▶ **THE INPUT**:
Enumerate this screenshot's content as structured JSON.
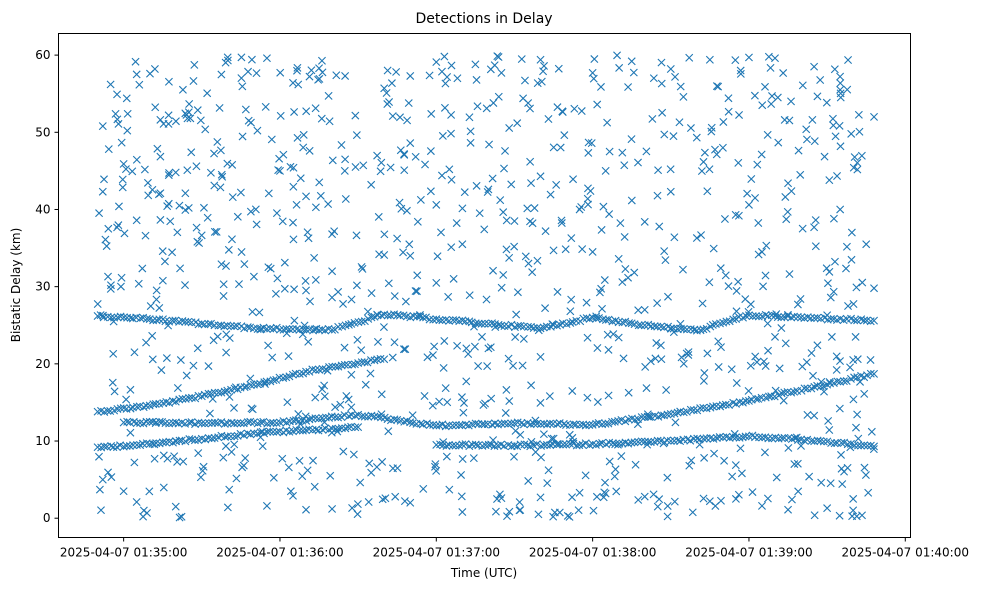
{
  "chart_data": {
    "type": "scatter",
    "title": "Detections in Delay",
    "xlabel": "Time (UTC)",
    "ylabel": "Bistatic Delay (km)",
    "marker": "x",
    "color": "#1f77b4",
    "grid": false,
    "xlim": [
      "2025-04-07 01:34:35",
      "2025-04-07 01:40:02"
    ],
    "ylim": [
      -2.5,
      62.8
    ],
    "x_ticks": [
      "2025-04-07 01:35:00",
      "2025-04-07 01:36:00",
      "2025-04-07 01:37:00",
      "2025-04-07 01:38:00",
      "2025-04-07 01:39:00",
      "2025-04-07 01:40:00"
    ],
    "y_ticks": [
      0,
      10,
      20,
      30,
      40,
      50,
      60
    ],
    "data_range": {
      "x_start": "2025-04-07 01:34:50",
      "x_end": "2025-04-07 01:39:48"
    },
    "series": [
      {
        "description": "track rising from ~13.8 km to ~20.5 km, then ~26 km band",
        "points": [
          [
            "2025-04-07 01:34:50",
            13.8
          ],
          [
            "2025-04-07 01:35:10",
            14.6
          ],
          [
            "2025-04-07 01:35:30",
            15.8
          ],
          [
            "2025-04-07 01:35:50",
            17.3
          ],
          [
            "2025-04-07 01:36:10",
            19.0
          ],
          [
            "2025-04-07 01:36:30",
            20.1
          ],
          [
            "2025-04-07 01:36:40",
            20.6
          ]
        ]
      },
      {
        "points": [
          [
            "2025-04-07 01:34:50",
            9.2
          ],
          [
            "2025-04-07 01:35:10",
            9.6
          ],
          [
            "2025-04-07 01:35:30",
            10.3
          ],
          [
            "2025-04-07 01:35:50",
            11.0
          ],
          [
            "2025-04-07 01:36:10",
            11.4
          ],
          [
            "2025-04-07 01:36:30",
            11.8
          ]
        ]
      },
      {
        "points": [
          [
            "2025-04-07 01:34:50",
            26.2
          ],
          [
            "2025-04-07 01:35:10",
            25.8
          ],
          [
            "2025-04-07 01:35:30",
            25.2
          ],
          [
            "2025-04-07 01:35:50",
            24.6
          ],
          [
            "2025-04-07 01:36:20",
            24.4
          ],
          [
            "2025-04-07 01:36:40",
            26.4
          ],
          [
            "2025-04-07 01:37:00",
            25.8
          ],
          [
            "2025-04-07 01:37:20",
            25.2
          ],
          [
            "2025-04-07 01:37:40",
            24.6
          ],
          [
            "2025-04-07 01:38:00",
            26.0
          ],
          [
            "2025-04-07 01:38:20",
            25.0
          ],
          [
            "2025-04-07 01:38:40",
            24.3
          ],
          [
            "2025-04-07 01:39:00",
            26.3
          ],
          [
            "2025-04-07 01:39:20",
            26.0
          ],
          [
            "2025-04-07 01:39:48",
            25.6
          ]
        ]
      },
      {
        "points": [
          [
            "2025-04-07 01:35:00",
            12.4
          ],
          [
            "2025-04-07 01:35:30",
            12.3
          ],
          [
            "2025-04-07 01:36:00",
            12.4
          ],
          [
            "2025-04-07 01:36:30",
            13.4
          ],
          [
            "2025-04-07 01:37:00",
            12.0
          ],
          [
            "2025-04-07 01:37:30",
            12.3
          ],
          [
            "2025-04-07 01:38:00",
            12.1
          ],
          [
            "2025-04-07 01:38:30",
            13.5
          ],
          [
            "2025-04-07 01:39:00",
            15.2
          ],
          [
            "2025-04-07 01:39:30",
            17.3
          ],
          [
            "2025-04-07 01:39:48",
            18.7
          ]
        ]
      },
      {
        "points": [
          [
            "2025-04-07 01:37:00",
            9.5
          ],
          [
            "2025-04-07 01:37:30",
            9.4
          ],
          [
            "2025-04-07 01:38:00",
            9.6
          ],
          [
            "2025-04-07 01:38:30",
            10.0
          ],
          [
            "2025-04-07 01:39:00",
            10.6
          ],
          [
            "2025-04-07 01:39:20",
            10.2
          ],
          [
            "2025-04-07 01:39:48",
            9.3
          ]
        ]
      },
      {
        "points": [
          [
            "2025-04-07 01:36:10",
            29.5
          ],
          [
            "2025-04-07 01:36:20",
            32.0
          ],
          [
            "2025-04-07 01:36:50",
            34.0
          ],
          [
            "2025-04-07 01:37:20",
            22.0
          ],
          [
            "2025-04-07 01:37:40",
            20.9
          ],
          [
            "2025-04-07 01:38:00",
            34.5
          ],
          [
            "2025-04-07 01:38:20",
            27.0
          ],
          [
            "2025-04-07 01:38:30",
            24.6
          ],
          [
            "2025-04-07 01:39:10",
            23.5
          ],
          [
            "2025-04-07 01:39:30",
            26.3
          ],
          [
            "2025-04-07 01:39:40",
            20.5
          ]
        ]
      },
      {
        "points": [
          [
            "2025-04-07 01:34:52",
            50.8
          ],
          [
            "2025-04-07 01:34:55",
            56.2
          ],
          [
            "2025-04-07 01:35:05",
            57.5
          ],
          [
            "2025-04-07 01:35:12",
            58.2
          ],
          [
            "2025-04-07 01:35:25",
            52.6
          ],
          [
            "2025-04-07 01:35:40",
            59.3
          ],
          [
            "2025-04-07 01:35:48",
            51.5
          ],
          [
            "2025-04-07 01:35:55",
            59.6
          ],
          [
            "2025-04-07 01:36:05",
            56.4
          ],
          [
            "2025-04-07 01:36:15",
            58.3
          ],
          [
            "2025-04-07 01:36:25",
            57.3
          ],
          [
            "2025-04-07 01:36:40",
            55.7
          ],
          [
            "2025-04-07 01:36:50",
            57.3
          ],
          [
            "2025-04-07 01:37:00",
            59.1
          ],
          [
            "2025-04-07 01:37:15",
            58.8
          ],
          [
            "2025-04-07 01:37:25",
            57.7
          ],
          [
            "2025-04-07 01:37:40",
            59.4
          ],
          [
            "2025-04-07 01:38:00",
            57.7
          ],
          [
            "2025-04-07 01:38:15",
            59.2
          ],
          [
            "2025-04-07 01:38:30",
            58.2
          ],
          [
            "2025-04-07 01:38:45",
            59.4
          ],
          [
            "2025-04-07 01:39:00",
            59.7
          ],
          [
            "2025-04-07 01:39:10",
            59.6
          ],
          [
            "2025-04-07 01:39:25",
            58.5
          ],
          [
            "2025-04-07 01:39:35",
            55.5
          ],
          [
            "2025-04-07 01:39:48",
            52.0
          ]
        ]
      },
      {
        "points": [
          [
            "2025-04-07 01:34:52",
            5.0
          ],
          [
            "2025-04-07 01:35:00",
            3.5
          ],
          [
            "2025-04-07 01:35:05",
            2.1
          ],
          [
            "2025-04-07 01:35:20",
            1.5
          ],
          [
            "2025-04-07 01:35:40",
            1.4
          ],
          [
            "2025-04-07 01:35:55",
            1.6
          ],
          [
            "2025-04-07 01:36:05",
            2.9
          ],
          [
            "2025-04-07 01:36:10",
            1.1
          ],
          [
            "2025-04-07 01:36:20",
            1.2
          ],
          [
            "2025-04-07 01:36:35",
            5.9
          ],
          [
            "2025-04-07 01:36:50",
            2.0
          ],
          [
            "2025-04-07 01:36:55",
            3.8
          ],
          [
            "2025-04-07 01:37:05",
            3.7
          ],
          [
            "2025-04-07 01:37:10",
            0.8
          ],
          [
            "2025-04-07 01:37:25",
            2.6
          ],
          [
            "2025-04-07 01:37:40",
            2.7
          ],
          [
            "2025-04-07 01:37:55",
            3.3
          ],
          [
            "2025-04-07 01:38:05",
            3.2
          ],
          [
            "2025-04-07 01:38:20",
            2.8
          ],
          [
            "2025-04-07 01:38:25",
            1.5
          ],
          [
            "2025-04-07 01:38:45",
            2.2
          ],
          [
            "2025-04-07 01:38:55",
            2.5
          ],
          [
            "2025-04-07 01:39:05",
            1.6
          ],
          [
            "2025-04-07 01:39:15",
            1.1
          ],
          [
            "2025-04-07 01:39:30",
            1.3
          ],
          [
            "2025-04-07 01:39:40",
            2.5
          ]
        ]
      },
      {
        "points": [
          [
            "2025-04-07 01:34:52",
            42.3
          ],
          [
            "2025-04-07 01:34:53",
            36.1
          ],
          [
            "2025-04-07 01:34:54",
            31.3
          ],
          [
            "2025-04-07 01:34:56",
            21.3
          ],
          [
            "2025-04-07 01:35:00",
            45.9
          ],
          [
            "2025-04-07 01:35:05",
            38.6
          ],
          [
            "2025-04-07 01:35:15",
            34.6
          ],
          [
            "2025-04-07 01:35:20",
            44.8
          ],
          [
            "2025-04-07 01:35:25",
            40.2
          ],
          [
            "2025-04-07 01:35:35",
            37.1
          ],
          [
            "2025-04-07 01:35:45",
            42.2
          ],
          [
            "2025-04-07 01:35:50",
            31.3
          ],
          [
            "2025-04-07 01:36:00",
            45.0
          ],
          [
            "2025-04-07 01:36:05",
            38.3
          ],
          [
            "2025-04-07 01:36:10",
            41.7
          ],
          [
            "2025-04-07 01:36:20",
            36.8
          ],
          [
            "2025-04-07 01:36:25",
            46.5
          ],
          [
            "2025-04-07 01:36:35",
            43.2
          ],
          [
            "2025-04-07 01:36:40",
            34.1
          ],
          [
            "2025-04-07 01:36:50",
            48.6
          ],
          [
            "2025-04-07 01:37:00",
            40.6
          ],
          [
            "2025-04-07 01:37:05",
            45.2
          ],
          [
            "2025-04-07 01:37:10",
            35.5
          ],
          [
            "2025-04-07 01:37:20",
            42.6
          ],
          [
            "2025-04-07 01:37:30",
            38.5
          ],
          [
            "2025-04-07 01:37:40",
            44.3
          ],
          [
            "2025-04-07 01:37:45",
            34.7
          ],
          [
            "2025-04-07 01:37:55",
            40.0
          ],
          [
            "2025-04-07 01:38:05",
            45.0
          ],
          [
            "2025-04-07 01:38:10",
            33.6
          ],
          [
            "2025-04-07 01:38:20",
            38.4
          ],
          [
            "2025-04-07 01:38:30",
            42.3
          ],
          [
            "2025-04-07 01:38:40",
            36.3
          ],
          [
            "2025-04-07 01:38:50",
            48.0
          ],
          [
            "2025-04-07 01:39:00",
            40.6
          ],
          [
            "2025-04-07 01:39:05",
            34.5
          ],
          [
            "2025-04-07 01:39:15",
            43.4
          ],
          [
            "2025-04-07 01:39:25",
            37.7
          ],
          [
            "2025-04-07 01:39:35",
            40.0
          ],
          [
            "2025-04-07 01:39:45",
            35.5
          ],
          [
            "2025-04-07 01:39:48",
            29.8
          ]
        ]
      }
    ]
  }
}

▶ **WHAT THE EXERCISE ASKS**:
Count how many lines in the data contain the word "Delay", giving the number without comment.

▶ **WRITTEN RESPONSE**:
2